> _Dataset items_:
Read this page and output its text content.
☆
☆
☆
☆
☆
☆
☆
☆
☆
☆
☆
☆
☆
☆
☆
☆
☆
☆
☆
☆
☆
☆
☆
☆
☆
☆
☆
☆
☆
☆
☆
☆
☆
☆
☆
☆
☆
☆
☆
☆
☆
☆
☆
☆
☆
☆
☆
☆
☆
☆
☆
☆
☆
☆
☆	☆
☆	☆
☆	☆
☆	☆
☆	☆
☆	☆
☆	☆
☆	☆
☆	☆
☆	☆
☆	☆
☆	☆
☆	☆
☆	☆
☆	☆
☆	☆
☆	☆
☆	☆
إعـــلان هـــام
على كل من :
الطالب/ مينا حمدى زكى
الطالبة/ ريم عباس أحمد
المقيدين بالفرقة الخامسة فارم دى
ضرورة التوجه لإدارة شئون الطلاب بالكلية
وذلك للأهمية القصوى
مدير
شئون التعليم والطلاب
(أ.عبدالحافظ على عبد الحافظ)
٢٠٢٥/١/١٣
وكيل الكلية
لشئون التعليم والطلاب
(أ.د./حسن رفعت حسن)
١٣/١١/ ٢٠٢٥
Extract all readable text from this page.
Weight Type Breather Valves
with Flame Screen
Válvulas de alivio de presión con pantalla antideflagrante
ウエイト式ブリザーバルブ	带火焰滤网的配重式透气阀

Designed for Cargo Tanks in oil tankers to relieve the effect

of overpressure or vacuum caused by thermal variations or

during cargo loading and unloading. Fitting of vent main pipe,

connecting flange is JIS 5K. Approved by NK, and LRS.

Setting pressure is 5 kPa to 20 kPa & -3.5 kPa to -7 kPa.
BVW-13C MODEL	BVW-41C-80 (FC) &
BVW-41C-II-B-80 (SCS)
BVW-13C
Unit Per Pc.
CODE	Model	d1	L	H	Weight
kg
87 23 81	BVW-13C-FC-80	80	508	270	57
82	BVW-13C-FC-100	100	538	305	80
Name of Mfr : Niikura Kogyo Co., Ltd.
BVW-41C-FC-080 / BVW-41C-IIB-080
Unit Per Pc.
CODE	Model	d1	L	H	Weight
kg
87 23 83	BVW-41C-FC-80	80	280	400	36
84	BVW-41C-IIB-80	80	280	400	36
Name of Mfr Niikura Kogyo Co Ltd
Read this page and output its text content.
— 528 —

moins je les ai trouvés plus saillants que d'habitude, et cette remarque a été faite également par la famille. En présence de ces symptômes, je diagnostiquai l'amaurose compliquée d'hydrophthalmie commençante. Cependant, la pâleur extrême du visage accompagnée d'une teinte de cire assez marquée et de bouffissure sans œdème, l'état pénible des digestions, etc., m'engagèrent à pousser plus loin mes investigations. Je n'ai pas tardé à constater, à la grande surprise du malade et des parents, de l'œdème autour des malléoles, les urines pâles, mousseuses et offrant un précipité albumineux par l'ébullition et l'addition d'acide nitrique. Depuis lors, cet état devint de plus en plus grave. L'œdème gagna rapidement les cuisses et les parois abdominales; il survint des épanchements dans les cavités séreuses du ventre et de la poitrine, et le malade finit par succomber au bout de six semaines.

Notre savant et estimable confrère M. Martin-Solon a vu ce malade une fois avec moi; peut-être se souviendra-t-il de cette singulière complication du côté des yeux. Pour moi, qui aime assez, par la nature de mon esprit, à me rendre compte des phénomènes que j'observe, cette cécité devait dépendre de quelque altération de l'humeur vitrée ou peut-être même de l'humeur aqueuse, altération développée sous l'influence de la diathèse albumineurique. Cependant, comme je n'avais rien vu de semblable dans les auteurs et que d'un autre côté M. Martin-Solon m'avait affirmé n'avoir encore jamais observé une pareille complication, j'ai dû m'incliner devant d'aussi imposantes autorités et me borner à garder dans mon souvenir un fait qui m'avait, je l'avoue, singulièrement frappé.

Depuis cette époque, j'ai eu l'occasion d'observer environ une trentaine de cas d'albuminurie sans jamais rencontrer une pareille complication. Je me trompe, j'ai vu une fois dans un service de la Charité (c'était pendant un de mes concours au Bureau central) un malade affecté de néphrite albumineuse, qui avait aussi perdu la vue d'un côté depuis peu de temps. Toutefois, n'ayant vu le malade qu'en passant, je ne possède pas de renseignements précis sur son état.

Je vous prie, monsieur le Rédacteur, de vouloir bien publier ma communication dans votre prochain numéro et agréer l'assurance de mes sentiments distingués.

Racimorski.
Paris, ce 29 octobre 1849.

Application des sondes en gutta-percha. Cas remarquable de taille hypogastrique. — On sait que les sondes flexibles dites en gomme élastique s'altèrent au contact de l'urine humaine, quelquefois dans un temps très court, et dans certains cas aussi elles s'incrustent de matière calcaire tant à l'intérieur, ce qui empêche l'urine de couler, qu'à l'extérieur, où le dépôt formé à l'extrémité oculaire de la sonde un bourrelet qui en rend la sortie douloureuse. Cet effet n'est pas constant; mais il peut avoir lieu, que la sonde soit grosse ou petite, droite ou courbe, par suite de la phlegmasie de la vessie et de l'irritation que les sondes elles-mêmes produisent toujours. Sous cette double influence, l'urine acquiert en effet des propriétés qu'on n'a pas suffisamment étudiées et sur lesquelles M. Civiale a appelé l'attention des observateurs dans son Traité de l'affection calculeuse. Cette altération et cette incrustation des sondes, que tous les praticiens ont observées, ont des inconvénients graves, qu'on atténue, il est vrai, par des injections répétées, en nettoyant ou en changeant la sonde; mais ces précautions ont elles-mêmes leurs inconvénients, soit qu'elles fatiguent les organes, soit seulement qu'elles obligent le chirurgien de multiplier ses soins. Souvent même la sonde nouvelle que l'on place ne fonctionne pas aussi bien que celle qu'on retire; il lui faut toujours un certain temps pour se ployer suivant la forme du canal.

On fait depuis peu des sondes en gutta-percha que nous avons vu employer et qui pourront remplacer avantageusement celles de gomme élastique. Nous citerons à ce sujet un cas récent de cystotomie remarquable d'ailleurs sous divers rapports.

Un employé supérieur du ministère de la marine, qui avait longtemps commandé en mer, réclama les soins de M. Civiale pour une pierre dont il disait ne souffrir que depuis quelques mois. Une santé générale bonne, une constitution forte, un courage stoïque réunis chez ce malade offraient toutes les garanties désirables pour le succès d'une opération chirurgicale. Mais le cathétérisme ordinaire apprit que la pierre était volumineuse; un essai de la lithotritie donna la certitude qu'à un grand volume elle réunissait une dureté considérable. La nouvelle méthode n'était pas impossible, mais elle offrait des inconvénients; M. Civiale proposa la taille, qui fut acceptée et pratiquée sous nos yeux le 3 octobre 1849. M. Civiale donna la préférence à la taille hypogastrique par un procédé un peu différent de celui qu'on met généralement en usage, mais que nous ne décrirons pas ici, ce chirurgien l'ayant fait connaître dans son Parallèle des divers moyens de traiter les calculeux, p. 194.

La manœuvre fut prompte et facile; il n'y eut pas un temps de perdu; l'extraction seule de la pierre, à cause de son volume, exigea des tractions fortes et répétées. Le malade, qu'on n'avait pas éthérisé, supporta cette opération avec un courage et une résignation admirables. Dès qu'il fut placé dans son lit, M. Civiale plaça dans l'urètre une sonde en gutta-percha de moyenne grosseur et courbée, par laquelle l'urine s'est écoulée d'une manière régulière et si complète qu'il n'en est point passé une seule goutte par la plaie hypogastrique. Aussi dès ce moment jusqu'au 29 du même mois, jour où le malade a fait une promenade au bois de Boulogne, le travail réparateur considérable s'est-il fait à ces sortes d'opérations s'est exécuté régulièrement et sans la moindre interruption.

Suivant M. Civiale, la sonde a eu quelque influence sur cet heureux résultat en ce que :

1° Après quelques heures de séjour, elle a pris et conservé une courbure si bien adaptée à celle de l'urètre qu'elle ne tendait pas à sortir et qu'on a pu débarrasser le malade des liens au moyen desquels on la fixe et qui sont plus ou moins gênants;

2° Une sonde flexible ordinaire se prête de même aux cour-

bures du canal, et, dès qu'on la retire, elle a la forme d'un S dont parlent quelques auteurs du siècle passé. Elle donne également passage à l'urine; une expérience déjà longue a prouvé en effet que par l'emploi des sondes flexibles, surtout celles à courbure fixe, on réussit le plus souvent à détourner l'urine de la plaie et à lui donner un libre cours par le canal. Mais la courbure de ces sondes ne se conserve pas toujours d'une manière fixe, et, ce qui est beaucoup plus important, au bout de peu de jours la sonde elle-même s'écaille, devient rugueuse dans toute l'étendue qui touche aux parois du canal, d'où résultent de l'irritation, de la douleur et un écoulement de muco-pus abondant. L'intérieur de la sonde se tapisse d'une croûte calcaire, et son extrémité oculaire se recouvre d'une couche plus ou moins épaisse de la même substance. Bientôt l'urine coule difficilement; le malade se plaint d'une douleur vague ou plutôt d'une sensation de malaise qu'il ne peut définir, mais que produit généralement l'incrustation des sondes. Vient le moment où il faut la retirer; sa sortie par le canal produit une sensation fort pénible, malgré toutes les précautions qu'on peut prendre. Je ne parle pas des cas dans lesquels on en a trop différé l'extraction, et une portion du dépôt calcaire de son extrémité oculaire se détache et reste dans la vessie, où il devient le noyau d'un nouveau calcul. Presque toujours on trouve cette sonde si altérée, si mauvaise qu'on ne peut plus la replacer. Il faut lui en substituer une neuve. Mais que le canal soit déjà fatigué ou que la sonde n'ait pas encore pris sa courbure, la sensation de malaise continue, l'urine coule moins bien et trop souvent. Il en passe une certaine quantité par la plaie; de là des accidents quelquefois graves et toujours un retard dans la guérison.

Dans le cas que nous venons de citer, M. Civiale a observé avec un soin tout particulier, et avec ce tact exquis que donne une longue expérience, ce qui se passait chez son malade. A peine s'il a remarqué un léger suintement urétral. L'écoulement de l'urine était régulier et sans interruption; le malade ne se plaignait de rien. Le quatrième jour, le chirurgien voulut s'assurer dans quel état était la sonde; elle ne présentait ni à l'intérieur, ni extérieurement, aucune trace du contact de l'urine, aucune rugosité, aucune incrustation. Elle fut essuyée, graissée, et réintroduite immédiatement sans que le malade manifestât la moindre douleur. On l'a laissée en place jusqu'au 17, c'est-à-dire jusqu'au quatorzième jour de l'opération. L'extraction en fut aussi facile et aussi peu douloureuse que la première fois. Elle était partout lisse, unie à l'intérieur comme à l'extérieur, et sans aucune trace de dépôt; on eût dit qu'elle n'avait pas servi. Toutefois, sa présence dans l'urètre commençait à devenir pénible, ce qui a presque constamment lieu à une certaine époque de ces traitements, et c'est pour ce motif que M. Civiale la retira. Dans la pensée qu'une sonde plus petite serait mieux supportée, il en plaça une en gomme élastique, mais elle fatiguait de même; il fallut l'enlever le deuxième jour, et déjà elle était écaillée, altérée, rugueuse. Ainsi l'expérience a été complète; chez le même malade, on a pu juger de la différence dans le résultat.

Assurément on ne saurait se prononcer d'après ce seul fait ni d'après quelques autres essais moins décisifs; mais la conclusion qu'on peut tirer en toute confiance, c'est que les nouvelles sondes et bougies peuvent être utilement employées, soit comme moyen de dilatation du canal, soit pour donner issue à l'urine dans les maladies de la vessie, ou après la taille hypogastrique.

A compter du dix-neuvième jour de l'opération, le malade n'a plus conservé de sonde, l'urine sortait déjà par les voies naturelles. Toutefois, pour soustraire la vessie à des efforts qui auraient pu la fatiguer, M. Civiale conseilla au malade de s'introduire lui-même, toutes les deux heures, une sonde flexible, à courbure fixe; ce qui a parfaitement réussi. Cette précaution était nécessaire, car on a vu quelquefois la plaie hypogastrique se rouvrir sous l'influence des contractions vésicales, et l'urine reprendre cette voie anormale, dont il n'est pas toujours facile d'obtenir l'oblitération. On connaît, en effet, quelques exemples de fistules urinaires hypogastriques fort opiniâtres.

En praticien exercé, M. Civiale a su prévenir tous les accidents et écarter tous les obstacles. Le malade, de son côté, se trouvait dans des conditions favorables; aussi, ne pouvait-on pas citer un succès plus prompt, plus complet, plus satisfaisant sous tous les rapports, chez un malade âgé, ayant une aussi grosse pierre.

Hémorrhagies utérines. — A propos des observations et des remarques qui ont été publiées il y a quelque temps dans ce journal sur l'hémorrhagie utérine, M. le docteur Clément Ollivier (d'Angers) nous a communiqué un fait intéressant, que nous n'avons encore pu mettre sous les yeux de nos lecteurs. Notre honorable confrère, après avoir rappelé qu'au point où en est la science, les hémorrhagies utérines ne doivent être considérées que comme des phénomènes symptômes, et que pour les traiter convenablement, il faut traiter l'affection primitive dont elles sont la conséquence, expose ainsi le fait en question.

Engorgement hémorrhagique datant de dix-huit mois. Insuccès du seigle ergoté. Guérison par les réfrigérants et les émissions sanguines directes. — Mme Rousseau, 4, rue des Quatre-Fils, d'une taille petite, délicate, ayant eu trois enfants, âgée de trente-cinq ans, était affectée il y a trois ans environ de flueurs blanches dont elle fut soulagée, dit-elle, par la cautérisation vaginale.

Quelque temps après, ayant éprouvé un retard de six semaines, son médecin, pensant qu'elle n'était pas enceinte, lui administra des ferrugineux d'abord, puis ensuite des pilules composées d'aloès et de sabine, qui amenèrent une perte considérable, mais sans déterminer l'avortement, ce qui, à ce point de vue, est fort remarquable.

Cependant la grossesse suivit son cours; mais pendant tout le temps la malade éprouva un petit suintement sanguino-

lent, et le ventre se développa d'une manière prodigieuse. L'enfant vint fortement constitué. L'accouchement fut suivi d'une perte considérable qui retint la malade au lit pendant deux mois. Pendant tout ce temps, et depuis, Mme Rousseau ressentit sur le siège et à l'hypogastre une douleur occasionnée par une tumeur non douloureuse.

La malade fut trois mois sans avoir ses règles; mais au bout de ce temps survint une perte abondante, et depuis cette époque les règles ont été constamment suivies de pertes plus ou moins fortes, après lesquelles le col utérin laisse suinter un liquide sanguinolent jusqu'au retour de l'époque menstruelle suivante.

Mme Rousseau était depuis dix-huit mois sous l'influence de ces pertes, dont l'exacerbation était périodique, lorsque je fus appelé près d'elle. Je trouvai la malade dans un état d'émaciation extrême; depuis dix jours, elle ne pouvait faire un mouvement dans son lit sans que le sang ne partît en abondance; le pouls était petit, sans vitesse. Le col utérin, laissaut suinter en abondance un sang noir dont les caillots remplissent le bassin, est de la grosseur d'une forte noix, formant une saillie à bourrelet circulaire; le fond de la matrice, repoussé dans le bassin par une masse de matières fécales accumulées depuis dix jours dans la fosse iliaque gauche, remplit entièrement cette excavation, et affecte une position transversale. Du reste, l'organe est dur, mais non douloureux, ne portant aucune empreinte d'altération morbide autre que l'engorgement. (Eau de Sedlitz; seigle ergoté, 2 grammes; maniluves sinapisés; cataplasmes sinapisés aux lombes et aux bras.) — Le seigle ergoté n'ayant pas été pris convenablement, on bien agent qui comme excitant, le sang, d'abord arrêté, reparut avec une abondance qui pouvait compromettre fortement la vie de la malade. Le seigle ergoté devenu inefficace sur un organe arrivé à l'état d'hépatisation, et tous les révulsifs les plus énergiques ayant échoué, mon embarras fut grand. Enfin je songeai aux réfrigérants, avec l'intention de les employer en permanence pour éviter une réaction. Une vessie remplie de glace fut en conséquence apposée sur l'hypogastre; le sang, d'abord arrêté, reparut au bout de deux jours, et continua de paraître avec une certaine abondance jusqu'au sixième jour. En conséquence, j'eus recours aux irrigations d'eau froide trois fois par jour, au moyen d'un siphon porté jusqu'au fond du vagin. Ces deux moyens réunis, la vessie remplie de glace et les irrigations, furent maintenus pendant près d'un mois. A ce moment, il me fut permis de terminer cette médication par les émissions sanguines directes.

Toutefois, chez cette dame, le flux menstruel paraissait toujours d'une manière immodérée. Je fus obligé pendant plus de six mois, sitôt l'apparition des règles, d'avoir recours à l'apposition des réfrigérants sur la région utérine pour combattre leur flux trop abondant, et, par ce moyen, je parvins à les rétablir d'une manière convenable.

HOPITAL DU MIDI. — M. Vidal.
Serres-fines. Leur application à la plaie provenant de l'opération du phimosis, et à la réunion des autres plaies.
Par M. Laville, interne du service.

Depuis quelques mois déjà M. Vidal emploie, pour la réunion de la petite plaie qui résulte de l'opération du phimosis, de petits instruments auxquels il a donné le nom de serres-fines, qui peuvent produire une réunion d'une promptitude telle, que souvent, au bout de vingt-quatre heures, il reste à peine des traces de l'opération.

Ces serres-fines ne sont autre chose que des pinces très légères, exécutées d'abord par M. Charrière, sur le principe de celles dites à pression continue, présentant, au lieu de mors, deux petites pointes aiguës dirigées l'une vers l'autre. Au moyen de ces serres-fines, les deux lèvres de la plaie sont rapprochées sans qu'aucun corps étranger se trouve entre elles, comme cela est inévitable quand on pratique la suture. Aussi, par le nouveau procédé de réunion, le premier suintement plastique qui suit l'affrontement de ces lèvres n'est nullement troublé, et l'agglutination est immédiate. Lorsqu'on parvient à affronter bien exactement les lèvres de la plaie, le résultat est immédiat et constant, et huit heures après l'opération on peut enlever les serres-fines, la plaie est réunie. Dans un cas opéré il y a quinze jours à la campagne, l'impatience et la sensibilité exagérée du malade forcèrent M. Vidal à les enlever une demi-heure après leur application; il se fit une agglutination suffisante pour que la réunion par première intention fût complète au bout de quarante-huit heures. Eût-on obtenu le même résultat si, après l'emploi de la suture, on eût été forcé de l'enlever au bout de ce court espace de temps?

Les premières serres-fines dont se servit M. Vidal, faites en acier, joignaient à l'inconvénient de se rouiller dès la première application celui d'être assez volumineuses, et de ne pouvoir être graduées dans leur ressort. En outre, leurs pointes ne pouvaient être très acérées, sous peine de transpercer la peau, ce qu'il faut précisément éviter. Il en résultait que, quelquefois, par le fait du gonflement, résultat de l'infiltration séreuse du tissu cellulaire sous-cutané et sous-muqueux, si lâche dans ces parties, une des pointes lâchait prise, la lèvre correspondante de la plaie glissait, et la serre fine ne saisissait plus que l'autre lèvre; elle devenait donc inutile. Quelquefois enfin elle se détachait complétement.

> _What needs to be done_: Using the records above, gather all lines where the string "fortes" is present.

> _Written solution_:
La manœuvre fut prompte et facile; il n'y eut pas un temps de perdu; l'extraction seule de la pierre, à cause de son volume, exigea des tractions fortes et répétées. Le malade, qu'on n'avait pas éthérisé, supporta cette opération avec un courage et une résignation admirables. Dès qu'il fut placé dans son lit, M. Civiale plaça dans l'urètre une sonde en gutta-percha de moyenne grosseur et courbée, par laquelle l'urine s'est écoulée d'une manière régulière et si complète qu'il n'en est point passé une seule goutte par la plaie hypogastrique. Aussi dès ce moment jusqu'au 29 du même mois, jour où le malade a fait une promenade au bois de Boulogne, le travail réparateur considérable s'est-il fait à ces sortes d'opérations s'est exécuté régulièrement et sans la moindre interruption.
La malade fut trois mois sans avoir ses règles; mais au bout de ce temps survint une perte abondante, et depuis cette époque les règles ont été constamment suivies de pertes plus ou moins fortes, après lesquelles le col utérin laisse suinter un liquide sanguinolent jusqu'au retour de l'époque menstruelle suivante.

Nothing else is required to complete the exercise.